** START The input **

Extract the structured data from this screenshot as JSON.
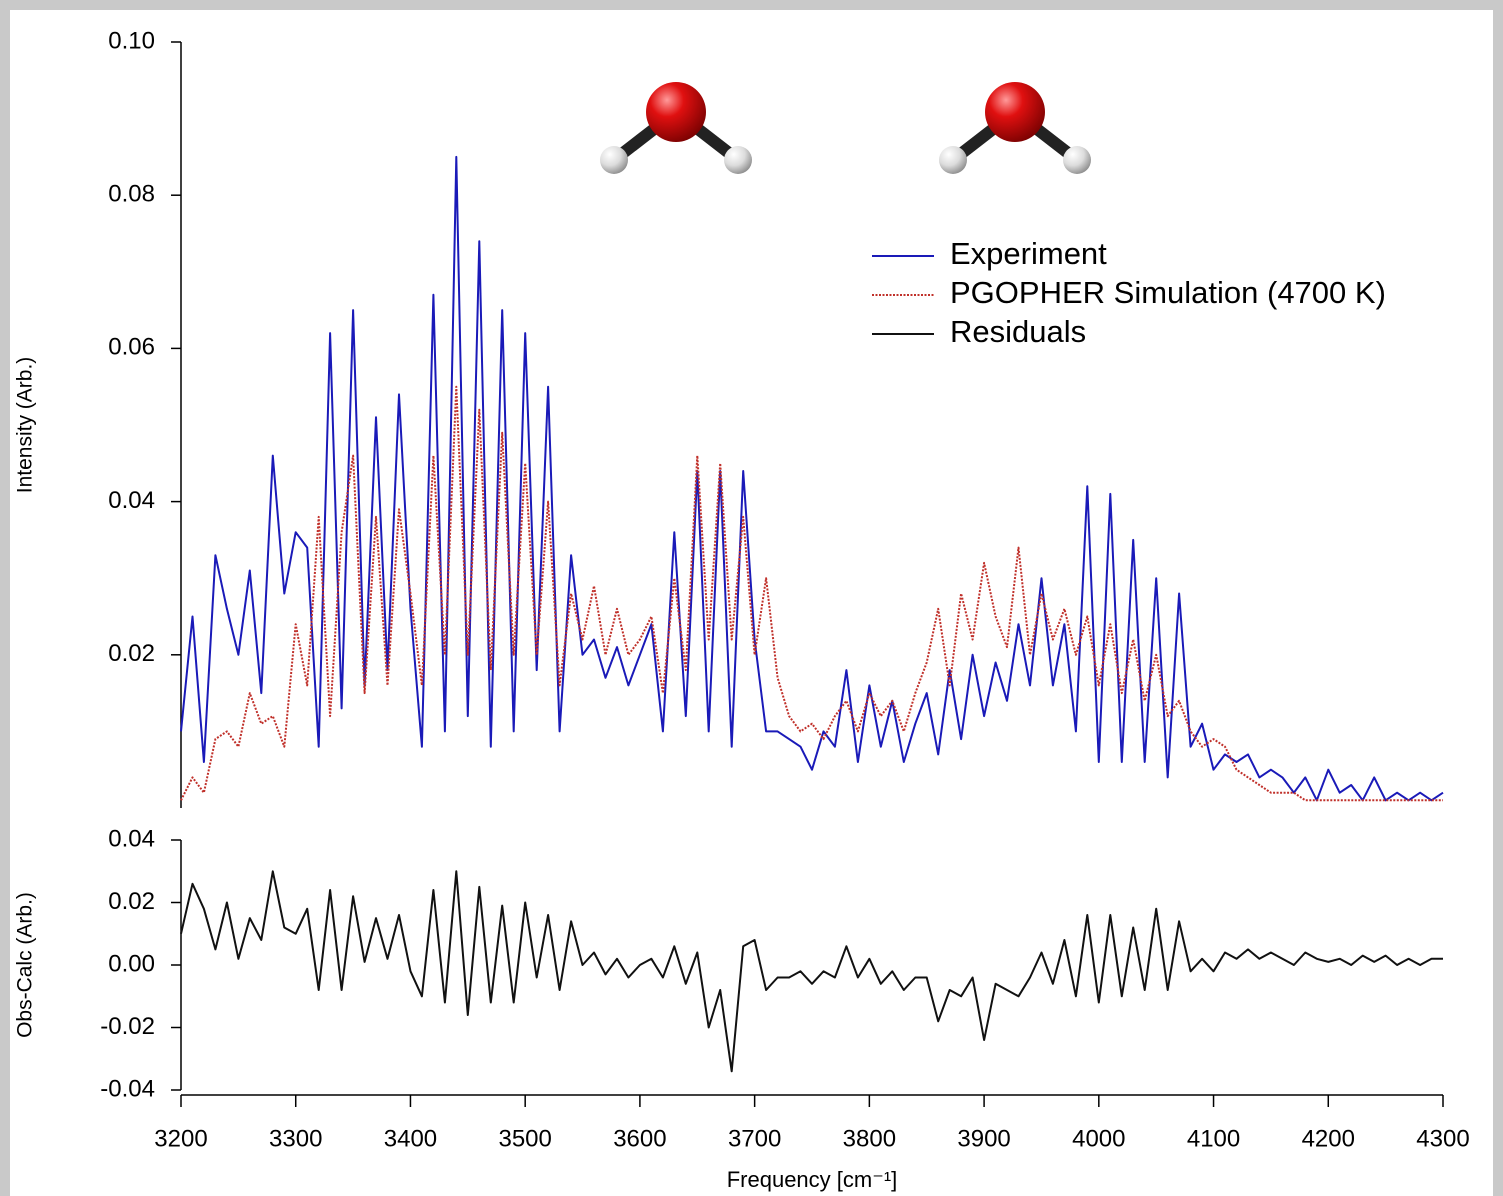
{
  "chart_data": [
    {
      "type": "line",
      "ylabel": "Intensity (Arb.)",
      "xlim": [
        3200,
        4300
      ],
      "ylim": [
        0,
        0.1
      ],
      "yticks": [
        0.02,
        0.04,
        0.06,
        0.08,
        {
          "value": 0.1,
          "label": "0.10"
        }
      ],
      "legend": "upper right",
      "x": [
        3200,
        3210,
        3220,
        3230,
        3240,
        3250,
        3260,
        3270,
        3280,
        3290,
        3300,
        3310,
        3320,
        3330,
        3340,
        3350,
        3360,
        3370,
        3380,
        3390,
        3400,
        3410,
        3420,
        3430,
        3440,
        3450,
        3460,
        3470,
        3480,
        3490,
        3500,
        3510,
        3520,
        3530,
        3540,
        3550,
        3560,
        3570,
        3580,
        3590,
        3600,
        3610,
        3620,
        3630,
        3640,
        3650,
        3660,
        3670,
        3680,
        3690,
        3700,
        3710,
        3720,
        3730,
        3740,
        3750,
        3760,
        3770,
        3780,
        3790,
        3800,
        3810,
        3820,
        3830,
        3840,
        3850,
        3860,
        3870,
        3880,
        3890,
        3900,
        3910,
        3920,
        3930,
        3940,
        3950,
        3960,
        3970,
        3980,
        3990,
        4000,
        4010,
        4020,
        4030,
        4040,
        4050,
        4060,
        4070,
        4080,
        4090,
        4100,
        4110,
        4120,
        4130,
        4140,
        4150,
        4160,
        4170,
        4180,
        4190,
        4200,
        4210,
        4220,
        4230,
        4240,
        4250,
        4260,
        4270,
        4280,
        4290,
        4300
      ],
      "series": [
        {
          "name": "Experiment",
          "color": "#1a1ab8",
          "style": "solid",
          "values": [
            0.01,
            0.025,
            0.006,
            0.033,
            0.026,
            0.02,
            0.031,
            0.015,
            0.046,
            0.028,
            0.036,
            0.034,
            0.008,
            0.062,
            0.013,
            0.065,
            0.016,
            0.051,
            0.018,
            0.054,
            0.026,
            0.008,
            0.067,
            0.01,
            0.085,
            0.012,
            0.074,
            0.008,
            0.065,
            0.01,
            0.062,
            0.018,
            0.055,
            0.01,
            0.033,
            0.02,
            0.022,
            0.017,
            0.021,
            0.016,
            0.02,
            0.024,
            0.01,
            0.036,
            0.012,
            0.044,
            0.01,
            0.044,
            0.008,
            0.044,
            0.022,
            0.01,
            0.01,
            0.009,
            0.008,
            0.005,
            0.01,
            0.008,
            0.018,
            0.006,
            0.016,
            0.008,
            0.014,
            0.006,
            0.011,
            0.015,
            0.007,
            0.018,
            0.009,
            0.02,
            0.012,
            0.019,
            0.014,
            0.024,
            0.016,
            0.03,
            0.016,
            0.024,
            0.01,
            0.042,
            0.006,
            0.041,
            0.006,
            0.035,
            0.006,
            0.03,
            0.004,
            0.028,
            0.008,
            0.011,
            0.005,
            0.007,
            0.006,
            0.007,
            0.004,
            0.005,
            0.004,
            0.002,
            0.004,
            0.001,
            0.005,
            0.002,
            0.003,
            0.001,
            0.004,
            0.001,
            0.002,
            0.001,
            0.002,
            0.001,
            0.002
          ]
        },
        {
          "name": "PGOPHER Simulation (4700 K)",
          "color": "#c0302a",
          "style": "dotted",
          "values": [
            0.001,
            0.004,
            0.002,
            0.009,
            0.01,
            0.008,
            0.015,
            0.011,
            0.012,
            0.008,
            0.024,
            0.016,
            0.038,
            0.012,
            0.036,
            0.046,
            0.015,
            0.038,
            0.016,
            0.039,
            0.028,
            0.016,
            0.046,
            0.02,
            0.055,
            0.02,
            0.052,
            0.018,
            0.049,
            0.02,
            0.045,
            0.02,
            0.04,
            0.016,
            0.028,
            0.022,
            0.029,
            0.02,
            0.026,
            0.02,
            0.022,
            0.025,
            0.015,
            0.03,
            0.018,
            0.046,
            0.022,
            0.045,
            0.022,
            0.038,
            0.02,
            0.03,
            0.017,
            0.012,
            0.01,
            0.011,
            0.009,
            0.012,
            0.014,
            0.01,
            0.015,
            0.012,
            0.014,
            0.01,
            0.015,
            0.019,
            0.026,
            0.016,
            0.028,
            0.022,
            0.032,
            0.025,
            0.021,
            0.034,
            0.02,
            0.028,
            0.022,
            0.026,
            0.02,
            0.025,
            0.016,
            0.024,
            0.015,
            0.022,
            0.014,
            0.02,
            0.012,
            0.014,
            0.01,
            0.008,
            0.009,
            0.008,
            0.005,
            0.004,
            0.003,
            0.002,
            0.002,
            0.002,
            0.001,
            0.001,
            0.001,
            0.001,
            0.001,
            0.001,
            0.001,
            0.001,
            0.001,
            0.001,
            0.001,
            0.001,
            0.001
          ]
        }
      ]
    },
    {
      "type": "line",
      "ylabel": "Obs-Calc (Arb.)",
      "xlabel": "Frequency [cm⁻¹]",
      "xlim": [
        3200,
        4300
      ],
      "xticks": [
        3200,
        3300,
        3400,
        3500,
        3600,
        3700,
        3800,
        3900,
        4000,
        4100,
        4200,
        4300
      ],
      "ylim": [
        -0.04,
        0.04
      ],
      "yticks": [
        -0.04,
        -0.02,
        {
          "value": 0,
          "label": "0.00"
        },
        0.02,
        0.04
      ],
      "x": [
        3200,
        3210,
        3220,
        3230,
        3240,
        3250,
        3260,
        3270,
        3280,
        3290,
        3300,
        3310,
        3320,
        3330,
        3340,
        3350,
        3360,
        3370,
        3380,
        3390,
        3400,
        3410,
        3420,
        3430,
        3440,
        3450,
        3460,
        3470,
        3480,
        3490,
        3500,
        3510,
        3520,
        3530,
        3540,
        3550,
        3560,
        3570,
        3580,
        3590,
        3600,
        3610,
        3620,
        3630,
        3640,
        3650,
        3660,
        3670,
        3680,
        3690,
        3700,
        3710,
        3720,
        3730,
        3740,
        3750,
        3760,
        3770,
        3780,
        3790,
        3800,
        3810,
        3820,
        3830,
        3840,
        3850,
        3860,
        3870,
        3880,
        3890,
        3900,
        3910,
        3920,
        3930,
        3940,
        3950,
        3960,
        3970,
        3980,
        3990,
        4000,
        4010,
        4020,
        4030,
        4040,
        4050,
        4060,
        4070,
        4080,
        4090,
        4100,
        4110,
        4120,
        4130,
        4140,
        4150,
        4160,
        4170,
        4180,
        4190,
        4200,
        4210,
        4220,
        4230,
        4240,
        4250,
        4260,
        4270,
        4280,
        4290,
        4300
      ],
      "series": [
        {
          "name": "Residuals",
          "color": "#111111",
          "style": "solid",
          "values": [
            0.01,
            0.026,
            0.018,
            0.005,
            0.02,
            0.002,
            0.015,
            0.008,
            0.03,
            0.012,
            0.01,
            0.018,
            -0.008,
            0.024,
            -0.008,
            0.022,
            0.001,
            0.015,
            0.002,
            0.016,
            -0.002,
            -0.01,
            0.024,
            -0.012,
            0.03,
            -0.016,
            0.025,
            -0.012,
            0.019,
            -0.012,
            0.02,
            -0.004,
            0.016,
            -0.008,
            0.014,
            0.0,
            0.004,
            -0.003,
            0.002,
            -0.004,
            0.0,
            0.002,
            -0.004,
            0.006,
            -0.006,
            0.004,
            -0.02,
            -0.008,
            -0.034,
            0.006,
            0.008,
            -0.008,
            -0.004,
            -0.004,
            -0.002,
            -0.006,
            -0.002,
            -0.004,
            0.006,
            -0.004,
            0.002,
            -0.006,
            -0.002,
            -0.008,
            -0.004,
            -0.004,
            -0.018,
            -0.008,
            -0.01,
            -0.004,
            -0.024,
            -0.006,
            -0.008,
            -0.01,
            -0.004,
            0.004,
            -0.006,
            0.008,
            -0.01,
            0.016,
            -0.012,
            0.016,
            -0.01,
            0.012,
            -0.008,
            0.018,
            -0.008,
            0.014,
            -0.002,
            0.002,
            -0.002,
            0.004,
            0.002,
            0.005,
            0.002,
            0.004,
            0.002,
            0.0,
            0.004,
            0.002,
            0.001,
            0.002,
            0.0,
            0.003,
            0.001,
            0.003,
            0.0,
            0.002,
            0.0,
            0.002,
            0.002
          ]
        }
      ]
    }
  ]
}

** END The input **

Say how many lines above contain the string "color". Answer with the number only.

3